(Stored data)
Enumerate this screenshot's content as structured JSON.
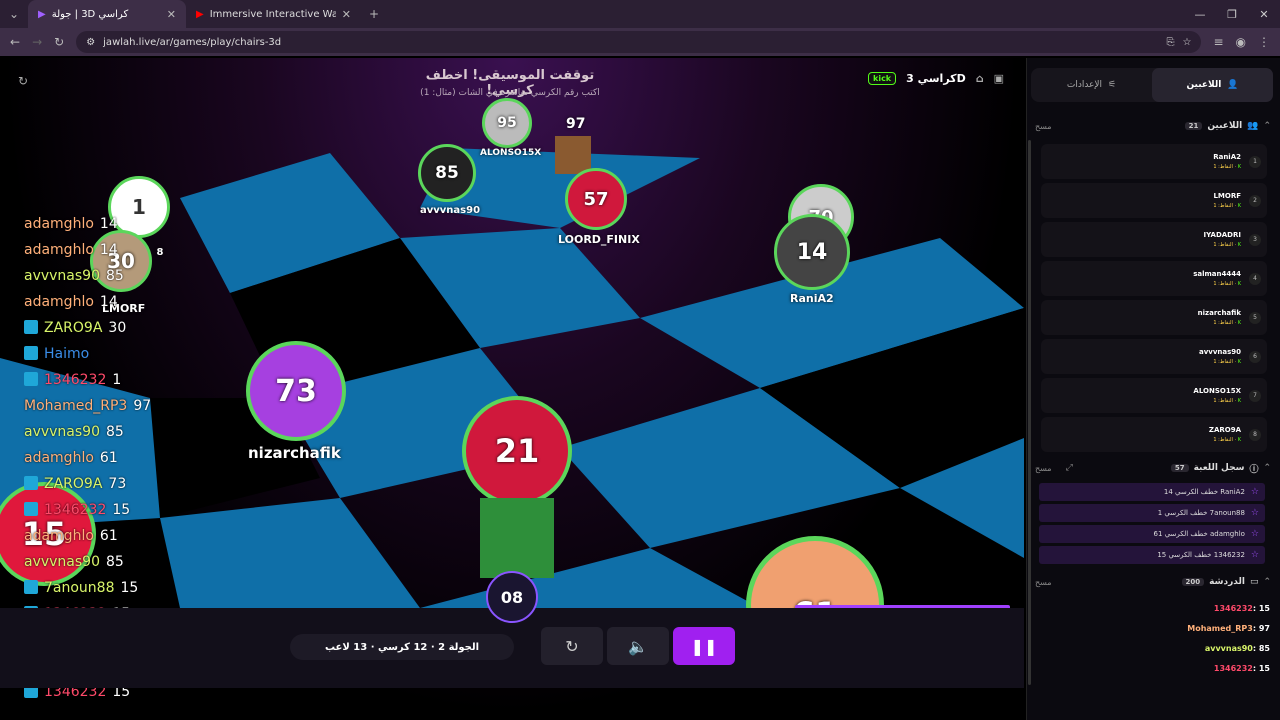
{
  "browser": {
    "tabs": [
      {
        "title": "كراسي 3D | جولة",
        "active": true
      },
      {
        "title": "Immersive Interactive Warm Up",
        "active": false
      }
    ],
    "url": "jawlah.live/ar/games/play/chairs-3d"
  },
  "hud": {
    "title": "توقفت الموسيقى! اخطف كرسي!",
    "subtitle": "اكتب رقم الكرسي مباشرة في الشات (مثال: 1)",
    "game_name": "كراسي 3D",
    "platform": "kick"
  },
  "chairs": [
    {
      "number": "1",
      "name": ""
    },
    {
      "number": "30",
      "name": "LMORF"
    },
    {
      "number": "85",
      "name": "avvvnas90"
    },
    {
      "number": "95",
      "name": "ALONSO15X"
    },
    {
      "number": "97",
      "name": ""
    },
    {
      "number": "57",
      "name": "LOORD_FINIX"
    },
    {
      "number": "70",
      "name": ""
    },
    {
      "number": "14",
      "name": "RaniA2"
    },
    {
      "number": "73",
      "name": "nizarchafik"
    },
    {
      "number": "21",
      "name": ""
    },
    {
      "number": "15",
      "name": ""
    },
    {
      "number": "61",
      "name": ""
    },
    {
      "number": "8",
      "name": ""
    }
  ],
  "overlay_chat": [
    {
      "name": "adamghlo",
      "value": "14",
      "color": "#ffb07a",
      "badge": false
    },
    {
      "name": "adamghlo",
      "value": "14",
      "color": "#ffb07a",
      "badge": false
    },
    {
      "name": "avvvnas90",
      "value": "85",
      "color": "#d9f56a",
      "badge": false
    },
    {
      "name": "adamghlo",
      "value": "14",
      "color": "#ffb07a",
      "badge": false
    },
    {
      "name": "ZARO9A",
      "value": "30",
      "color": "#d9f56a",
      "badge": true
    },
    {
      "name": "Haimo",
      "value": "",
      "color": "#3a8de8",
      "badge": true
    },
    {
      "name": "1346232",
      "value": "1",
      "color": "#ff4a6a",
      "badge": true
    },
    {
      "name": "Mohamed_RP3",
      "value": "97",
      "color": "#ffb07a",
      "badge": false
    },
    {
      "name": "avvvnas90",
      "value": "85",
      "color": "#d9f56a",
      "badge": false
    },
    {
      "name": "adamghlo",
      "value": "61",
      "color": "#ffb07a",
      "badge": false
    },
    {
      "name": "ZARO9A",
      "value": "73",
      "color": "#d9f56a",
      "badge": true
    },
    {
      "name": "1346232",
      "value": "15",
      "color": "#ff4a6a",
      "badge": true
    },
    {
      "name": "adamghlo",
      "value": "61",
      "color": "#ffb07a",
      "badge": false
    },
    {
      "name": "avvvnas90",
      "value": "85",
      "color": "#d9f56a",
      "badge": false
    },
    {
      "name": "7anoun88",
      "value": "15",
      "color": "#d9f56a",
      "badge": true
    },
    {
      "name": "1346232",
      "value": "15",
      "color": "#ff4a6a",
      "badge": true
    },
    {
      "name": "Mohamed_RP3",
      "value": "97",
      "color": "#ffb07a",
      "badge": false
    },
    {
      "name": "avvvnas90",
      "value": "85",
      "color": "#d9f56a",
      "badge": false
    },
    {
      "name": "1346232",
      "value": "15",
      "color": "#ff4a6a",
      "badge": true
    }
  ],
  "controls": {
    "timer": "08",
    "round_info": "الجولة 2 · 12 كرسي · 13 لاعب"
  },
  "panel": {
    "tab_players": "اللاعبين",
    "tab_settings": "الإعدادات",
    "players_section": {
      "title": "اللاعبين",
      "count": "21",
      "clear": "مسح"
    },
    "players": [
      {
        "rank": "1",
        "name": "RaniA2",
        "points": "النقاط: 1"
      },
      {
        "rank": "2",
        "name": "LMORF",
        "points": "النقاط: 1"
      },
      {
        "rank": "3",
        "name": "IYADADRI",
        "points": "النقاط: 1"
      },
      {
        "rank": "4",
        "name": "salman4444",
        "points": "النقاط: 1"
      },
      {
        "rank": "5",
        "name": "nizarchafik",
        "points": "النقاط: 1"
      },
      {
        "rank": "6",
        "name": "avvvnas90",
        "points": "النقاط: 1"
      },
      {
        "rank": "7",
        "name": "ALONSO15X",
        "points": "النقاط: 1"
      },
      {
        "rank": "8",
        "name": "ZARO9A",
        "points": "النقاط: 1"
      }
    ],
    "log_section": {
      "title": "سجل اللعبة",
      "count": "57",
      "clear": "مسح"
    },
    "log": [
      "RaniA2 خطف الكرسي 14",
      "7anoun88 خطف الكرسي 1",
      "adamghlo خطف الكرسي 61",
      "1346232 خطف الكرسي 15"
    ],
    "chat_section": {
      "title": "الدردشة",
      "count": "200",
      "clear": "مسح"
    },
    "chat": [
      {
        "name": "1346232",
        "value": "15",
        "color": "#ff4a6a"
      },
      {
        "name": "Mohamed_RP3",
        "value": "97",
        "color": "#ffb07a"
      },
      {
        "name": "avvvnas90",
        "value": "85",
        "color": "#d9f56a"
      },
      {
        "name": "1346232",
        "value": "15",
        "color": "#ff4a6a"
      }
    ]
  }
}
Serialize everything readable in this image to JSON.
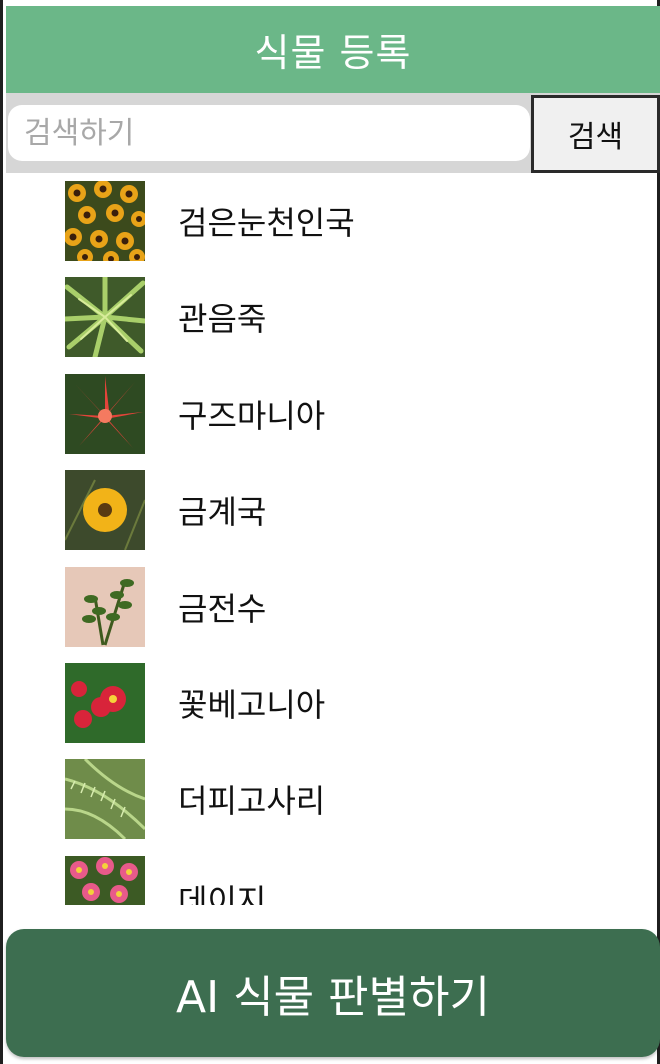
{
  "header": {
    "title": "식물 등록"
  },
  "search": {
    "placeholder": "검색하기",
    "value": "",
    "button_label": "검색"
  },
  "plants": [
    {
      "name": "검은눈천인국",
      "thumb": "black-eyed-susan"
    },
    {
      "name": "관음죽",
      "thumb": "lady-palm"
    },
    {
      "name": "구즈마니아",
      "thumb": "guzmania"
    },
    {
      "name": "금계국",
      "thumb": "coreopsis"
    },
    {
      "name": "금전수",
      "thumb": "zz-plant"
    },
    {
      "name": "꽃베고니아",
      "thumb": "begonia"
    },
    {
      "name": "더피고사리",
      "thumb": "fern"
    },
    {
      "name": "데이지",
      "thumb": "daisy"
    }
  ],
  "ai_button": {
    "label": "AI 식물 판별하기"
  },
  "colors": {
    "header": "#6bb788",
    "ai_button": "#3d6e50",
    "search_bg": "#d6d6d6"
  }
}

→ **WHAT IS BEING ASKED**
Scan the material above. Return every line containing the string "rank".

→ **ANSWER FOR THIS EXERCISE**
        "rank": "1",
        "rank": "2",
        "rank": "3",
        "rank": "4",
        "rank": "5",
        "rank": "6",
        "rank": "7",
        "rank": "8",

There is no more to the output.